Aim of the task:
The listing must be reproduced in full, exactly as it stands.

Exercise data:
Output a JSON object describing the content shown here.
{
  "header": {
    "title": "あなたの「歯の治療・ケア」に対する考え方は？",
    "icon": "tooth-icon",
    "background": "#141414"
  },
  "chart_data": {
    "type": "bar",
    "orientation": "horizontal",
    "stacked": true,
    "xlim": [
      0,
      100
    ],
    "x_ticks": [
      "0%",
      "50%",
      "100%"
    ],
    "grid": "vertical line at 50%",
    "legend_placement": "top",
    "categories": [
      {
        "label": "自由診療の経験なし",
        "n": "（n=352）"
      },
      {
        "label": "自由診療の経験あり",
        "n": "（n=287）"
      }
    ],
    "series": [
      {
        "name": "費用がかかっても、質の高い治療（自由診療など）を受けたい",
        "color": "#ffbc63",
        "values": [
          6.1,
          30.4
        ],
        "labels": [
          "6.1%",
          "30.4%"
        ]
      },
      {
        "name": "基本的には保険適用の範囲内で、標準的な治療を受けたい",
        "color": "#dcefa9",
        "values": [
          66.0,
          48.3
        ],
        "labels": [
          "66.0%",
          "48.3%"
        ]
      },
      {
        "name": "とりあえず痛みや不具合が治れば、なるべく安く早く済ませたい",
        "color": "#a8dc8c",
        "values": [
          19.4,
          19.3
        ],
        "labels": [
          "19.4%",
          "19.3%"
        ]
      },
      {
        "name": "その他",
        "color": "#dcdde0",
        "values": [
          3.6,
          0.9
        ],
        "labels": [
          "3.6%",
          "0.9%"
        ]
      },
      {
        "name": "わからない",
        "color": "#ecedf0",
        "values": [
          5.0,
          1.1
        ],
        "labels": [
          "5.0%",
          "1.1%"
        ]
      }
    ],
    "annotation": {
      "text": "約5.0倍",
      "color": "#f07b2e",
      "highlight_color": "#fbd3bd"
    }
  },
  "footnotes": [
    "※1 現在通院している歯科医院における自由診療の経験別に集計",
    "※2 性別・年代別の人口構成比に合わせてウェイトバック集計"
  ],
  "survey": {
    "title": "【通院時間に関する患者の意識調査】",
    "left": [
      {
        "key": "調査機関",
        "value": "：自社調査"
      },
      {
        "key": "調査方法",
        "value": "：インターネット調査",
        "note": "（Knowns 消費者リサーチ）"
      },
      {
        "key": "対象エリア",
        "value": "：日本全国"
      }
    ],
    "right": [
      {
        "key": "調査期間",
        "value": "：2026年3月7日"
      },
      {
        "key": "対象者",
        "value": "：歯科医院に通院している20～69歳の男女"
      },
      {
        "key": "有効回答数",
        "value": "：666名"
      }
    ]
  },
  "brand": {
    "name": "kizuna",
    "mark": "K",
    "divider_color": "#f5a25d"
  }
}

Reply:
Output a JSON object describing the content shown here.
{
  "header": {
    "title": "あなたの「歯の治療・ケア」に対する考え方は？",
    "icon": "tooth-icon",
    "background": "#141414"
  },
  "chart_data": {
    "type": "bar",
    "orientation": "horizontal",
    "stacked": true,
    "xlim": [
      0,
      100
    ],
    "x_ticks": [
      "0%",
      "50%",
      "100%"
    ],
    "grid": "vertical line at 50%",
    "legend_placement": "top",
    "categories": [
      {
        "label": "自由診療の経験なし",
        "n": "（n=352）"
      },
      {
        "label": "自由診療の経験あり",
        "n": "（n=287）"
      }
    ],
    "series": [
      {
        "name": "費用がかかっても、質の高い治療（自由診療など）を受けたい",
        "color": "#ffbc63",
        "values": [
          6.1,
          30.4
        ],
        "labels": [
          "6.1%",
          "30.4%"
        ]
      },
      {
        "name": "基本的には保険適用の範囲内で、標準的な治療を受けたい",
        "color": "#dcefa9",
        "values": [
          66.0,
          48.3
        ],
        "labels": [
          "66.0%",
          "48.3%"
        ]
      },
      {
        "name": "とりあえず痛みや不具合が治れば、なるべく安く早く済ませたい",
        "color": "#a8dc8c",
        "values": [
          19.4,
          19.3
        ],
        "labels": [
          "19.4%",
          "19.3%"
        ]
      },
      {
        "name": "その他",
        "color": "#dcdde0",
        "values": [
          3.6,
          0.9
        ],
        "labels": [
          "3.6%",
          "0.9%"
        ]
      },
      {
        "name": "わからない",
        "color": "#ecedf0",
        "values": [
          5.0,
          1.1
        ],
        "labels": [
          "5.0%",
          "1.1%"
        ]
      }
    ],
    "annotation": {
      "text": "約5.0倍",
      "color": "#f07b2e",
      "highlight_color": "#fbd3bd"
    }
  },
  "footnotes": [
    "※1 現在通院している歯科医院における自由診療の経験別に集計",
    "※2 性別・年代別の人口構成比に合わせてウェイトバック集計"
  ],
  "survey": {
    "title": "【通院時間に関する患者の意識調査】",
    "left": [
      {
        "key": "調査機関",
        "value": "：自社調査"
      },
      {
        "key": "調査方法",
        "value": "：インターネット調査",
        "note": "（Knowns 消費者リサーチ）"
      },
      {
        "key": "対象エリア",
        "value": "：日本全国"
      }
    ],
    "right": [
      {
        "key": "調査期間",
        "value": "：2026年3月7日"
      },
      {
        "key": "対象者",
        "value": "：歯科医院に通院している20～69歳の男女"
      },
      {
        "key": "有効回答数",
        "value": "：666名"
      }
    ]
  },
  "brand": {
    "name": "kizuna",
    "mark": "K",
    "divider_color": "#f5a25d"
  }
}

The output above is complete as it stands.